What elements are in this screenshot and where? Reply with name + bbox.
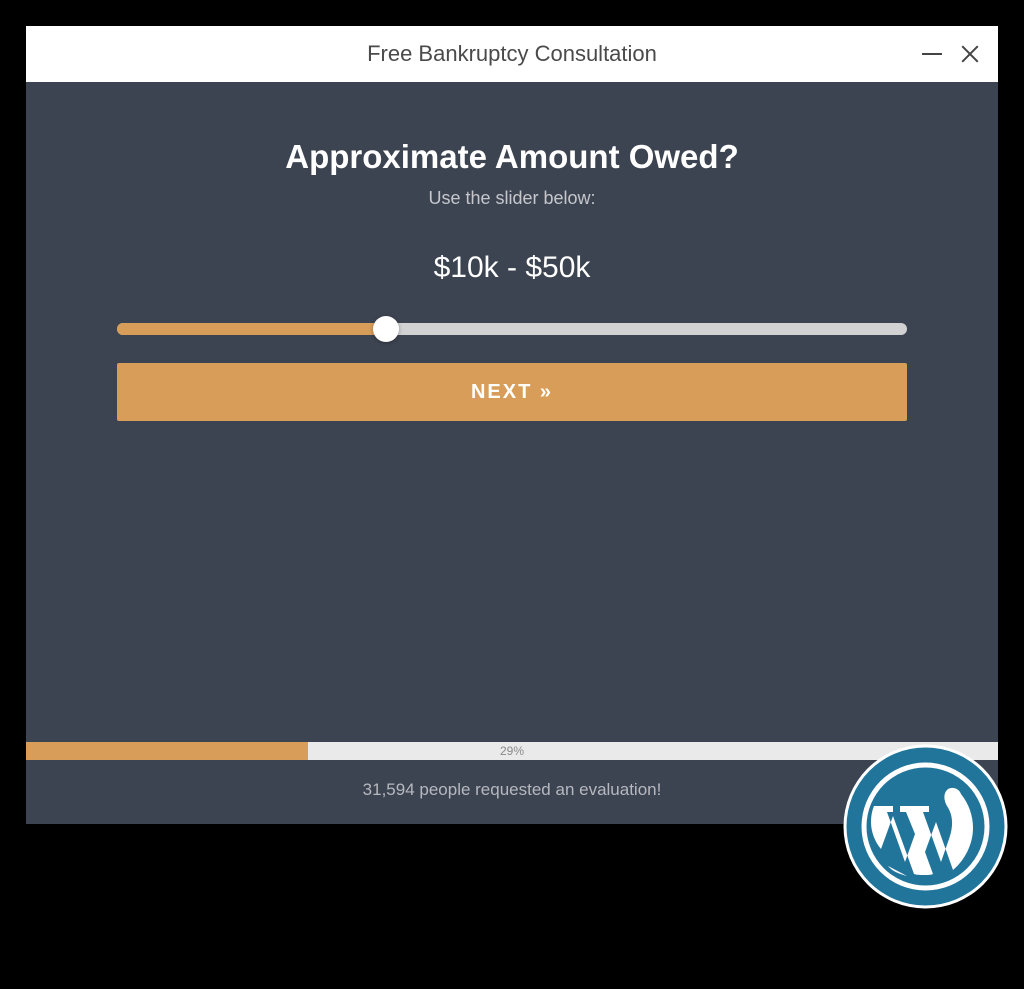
progress-label: 29% (500, 744, 524, 758)
window-controls (922, 26, 980, 82)
wordpress-icon (843, 744, 1008, 909)
slider-value-display: $10k - $50k (434, 251, 591, 285)
content-area: Approximate Amount Owed? Use the slider … (26, 82, 998, 824)
slider-fill (117, 323, 386, 335)
amount-slider[interactable] (117, 323, 907, 335)
slider-track (117, 323, 907, 335)
progress-fill (26, 742, 308, 760)
window-title: Free Bankruptcy Consultation (367, 41, 657, 67)
minimize-icon (922, 53, 942, 55)
next-button[interactable]: NEXT » (117, 363, 907, 421)
slider-thumb[interactable] (373, 316, 399, 342)
question-subtitle: Use the slider below: (428, 188, 595, 209)
popup-window: Free Bankruptcy Consultation Approximate… (26, 26, 998, 824)
titlebar: Free Bankruptcy Consultation (26, 26, 998, 82)
question-heading: Approximate Amount Owed? (285, 138, 738, 176)
close-button[interactable] (960, 44, 980, 64)
minimize-button[interactable] (922, 53, 942, 55)
close-icon (960, 44, 980, 64)
wordpress-badge (843, 744, 1008, 909)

The request -
Update the lines above by replacing "screenshot" with "screen capture" and keeping everything else the same. Omit the pictures from your answer.

Written solution -
What elements are in this screen capture and where? Reply with name + bbox.
progress-label: 29% (500, 744, 524, 758)
window-controls (922, 26, 980, 82)
wordpress-icon (843, 744, 1008, 909)
slider-value-display: $10k - $50k (434, 251, 591, 285)
content-area: Approximate Amount Owed? Use the slider … (26, 82, 998, 824)
slider-fill (117, 323, 386, 335)
amount-slider[interactable] (117, 323, 907, 335)
slider-track (117, 323, 907, 335)
progress-fill (26, 742, 308, 760)
window-title: Free Bankruptcy Consultation (367, 41, 657, 67)
minimize-icon (922, 53, 942, 55)
next-button[interactable]: NEXT » (117, 363, 907, 421)
slider-thumb[interactable] (373, 316, 399, 342)
question-subtitle: Use the slider below: (428, 188, 595, 209)
popup-window: Free Bankruptcy Consultation Approximate… (26, 26, 998, 824)
titlebar: Free Bankruptcy Consultation (26, 26, 998, 82)
question-heading: Approximate Amount Owed? (285, 138, 738, 176)
close-button[interactable] (960, 44, 980, 64)
minimize-button[interactable] (922, 53, 942, 55)
close-icon (960, 44, 980, 64)
wordpress-badge (843, 744, 1008, 909)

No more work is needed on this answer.